EXERCISE MATERIALS:
┌──
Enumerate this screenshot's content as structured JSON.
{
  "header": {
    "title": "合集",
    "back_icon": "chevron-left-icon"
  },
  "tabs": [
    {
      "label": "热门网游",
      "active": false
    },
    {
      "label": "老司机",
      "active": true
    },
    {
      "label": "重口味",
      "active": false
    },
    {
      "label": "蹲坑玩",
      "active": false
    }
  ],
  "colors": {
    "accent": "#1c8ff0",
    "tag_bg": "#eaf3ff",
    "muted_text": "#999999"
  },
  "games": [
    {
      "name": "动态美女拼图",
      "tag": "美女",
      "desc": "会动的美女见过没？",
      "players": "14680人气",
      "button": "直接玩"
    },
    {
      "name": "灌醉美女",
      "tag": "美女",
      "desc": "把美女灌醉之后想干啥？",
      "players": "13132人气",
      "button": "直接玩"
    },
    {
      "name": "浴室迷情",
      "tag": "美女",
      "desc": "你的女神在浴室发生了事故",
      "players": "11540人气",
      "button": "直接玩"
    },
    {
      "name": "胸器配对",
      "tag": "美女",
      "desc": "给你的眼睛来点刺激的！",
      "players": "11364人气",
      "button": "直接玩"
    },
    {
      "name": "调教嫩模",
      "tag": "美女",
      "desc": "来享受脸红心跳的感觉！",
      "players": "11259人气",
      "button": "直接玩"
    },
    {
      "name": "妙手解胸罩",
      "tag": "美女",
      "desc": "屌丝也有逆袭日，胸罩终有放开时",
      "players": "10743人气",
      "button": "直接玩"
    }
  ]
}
└──
Looking at the records above, work out how many lines include the word "desc", then give that number by itself.

SOLUTION TO THIS EXERCISE: 6